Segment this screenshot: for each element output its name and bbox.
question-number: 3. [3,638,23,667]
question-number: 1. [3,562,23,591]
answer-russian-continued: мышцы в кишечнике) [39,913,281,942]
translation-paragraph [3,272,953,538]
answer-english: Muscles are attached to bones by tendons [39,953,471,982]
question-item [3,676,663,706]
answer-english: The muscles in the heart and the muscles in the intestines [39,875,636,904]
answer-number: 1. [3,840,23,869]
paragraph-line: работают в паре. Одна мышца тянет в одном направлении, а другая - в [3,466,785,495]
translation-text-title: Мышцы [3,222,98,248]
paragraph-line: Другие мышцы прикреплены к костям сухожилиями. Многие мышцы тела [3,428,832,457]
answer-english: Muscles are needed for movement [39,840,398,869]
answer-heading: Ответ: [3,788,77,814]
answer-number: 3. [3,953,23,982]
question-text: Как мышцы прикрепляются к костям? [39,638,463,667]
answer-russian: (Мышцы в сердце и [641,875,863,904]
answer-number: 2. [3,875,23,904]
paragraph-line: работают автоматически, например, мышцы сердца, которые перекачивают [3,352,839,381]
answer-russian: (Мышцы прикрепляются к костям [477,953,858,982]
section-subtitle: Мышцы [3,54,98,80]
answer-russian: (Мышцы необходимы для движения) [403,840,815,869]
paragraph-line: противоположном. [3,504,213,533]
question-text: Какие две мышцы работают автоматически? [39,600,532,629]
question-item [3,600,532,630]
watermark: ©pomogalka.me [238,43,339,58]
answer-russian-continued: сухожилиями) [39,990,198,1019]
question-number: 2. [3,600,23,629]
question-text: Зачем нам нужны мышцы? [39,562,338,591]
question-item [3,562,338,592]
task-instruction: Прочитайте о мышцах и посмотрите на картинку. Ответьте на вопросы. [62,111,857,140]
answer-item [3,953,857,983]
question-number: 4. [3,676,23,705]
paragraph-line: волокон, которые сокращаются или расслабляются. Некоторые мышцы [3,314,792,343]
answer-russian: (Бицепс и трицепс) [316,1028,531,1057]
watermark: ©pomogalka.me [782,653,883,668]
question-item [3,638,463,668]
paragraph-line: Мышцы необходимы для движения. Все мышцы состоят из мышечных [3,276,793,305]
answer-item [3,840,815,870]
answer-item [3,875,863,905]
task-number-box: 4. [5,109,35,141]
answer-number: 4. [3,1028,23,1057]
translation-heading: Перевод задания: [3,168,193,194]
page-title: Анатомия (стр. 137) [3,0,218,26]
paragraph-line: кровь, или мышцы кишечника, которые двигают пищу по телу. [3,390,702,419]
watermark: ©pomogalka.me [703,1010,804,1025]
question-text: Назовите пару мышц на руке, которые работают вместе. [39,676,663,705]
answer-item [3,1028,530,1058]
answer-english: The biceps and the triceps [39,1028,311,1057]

+++

Written request
Copy every line of the records above verbatim, keeping each name, text and set of bracketed coordinates unchanged and in the same order.

Exercise answer
Segment this screenshot: for each element output its name and bbox.
question-number: 3. [3,638,23,667]
question-number: 1. [3,562,23,591]
answer-russian-continued: мышцы в кишечнике) [39,913,281,942]
translation-paragraph [3,272,953,538]
answer-english: Muscles are attached to bones by tendons [39,953,471,982]
question-item [3,676,663,706]
answer-english: The muscles in the heart and the muscles in the intestines [39,875,636,904]
answer-number: 1. [3,840,23,869]
paragraph-line: работают в паре. Одна мышца тянет в одном направлении, а другая - в [3,466,785,495]
translation-text-title: Мышцы [3,222,98,248]
paragraph-line: Другие мышцы прикреплены к костям сухожилиями. Многие мышцы тела [3,428,832,457]
answer-english: Muscles are needed for movement [39,840,398,869]
answer-heading: Ответ: [3,788,77,814]
answer-number: 3. [3,953,23,982]
question-text: Как мышцы прикрепляются к костям? [39,638,463,667]
answer-russian: (Мышцы в сердце и [641,875,863,904]
answer-number: 2. [3,875,23,904]
paragraph-line: работают автоматически, например, мышцы сердца, которые перекачивают [3,352,839,381]
answer-russian: (Мышцы прикрепляются к костям [477,953,858,982]
section-subtitle: Мышцы [3,54,98,80]
answer-russian: (Мышцы необходимы для движения) [403,840,815,869]
paragraph-line: противоположном. [3,504,213,533]
question-text: Какие две мышцы работают автоматически? [39,600,532,629]
question-item [3,600,532,630]
watermark: ©pomogalka.me [238,43,339,58]
answer-russian-continued: сухожилиями) [39,990,198,1019]
question-number: 2. [3,600,23,629]
question-text: Зачем нам нужны мышцы? [39,562,338,591]
question-item [3,562,338,592]
task-instruction: Прочитайте о мышцах и посмотрите на картинку. Ответьте на вопросы. [62,111,857,140]
answer-item [3,953,857,983]
question-number: 4. [3,676,23,705]
paragraph-line: волокон, которые сокращаются или расслабляются. Некоторые мышцы [3,314,792,343]
answer-russian: (Бицепс и трицепс) [316,1028,531,1057]
watermark: ©pomogalka.me [782,653,883,668]
question-item [3,638,463,668]
paragraph-line: Мышцы необходимы для движения. Все мышцы состоят из мышечных [3,276,793,305]
answer-item [3,840,815,870]
answer-item [3,875,863,905]
task-number-box: 4. [5,109,35,141]
answer-number: 4. [3,1028,23,1057]
translation-heading: Перевод задания: [3,168,193,194]
page-title: Анатомия (стр. 137) [3,0,218,26]
paragraph-line: кровь, или мышцы кишечника, которые двигают пищу по телу. [3,390,702,419]
watermark: ©pomogalka.me [703,1010,804,1025]
question-text: Назовите пару мышц на руке, которые работают вместе. [39,676,663,705]
answer-item [3,1028,530,1058]
answer-english: The biceps and the triceps [39,1028,311,1057]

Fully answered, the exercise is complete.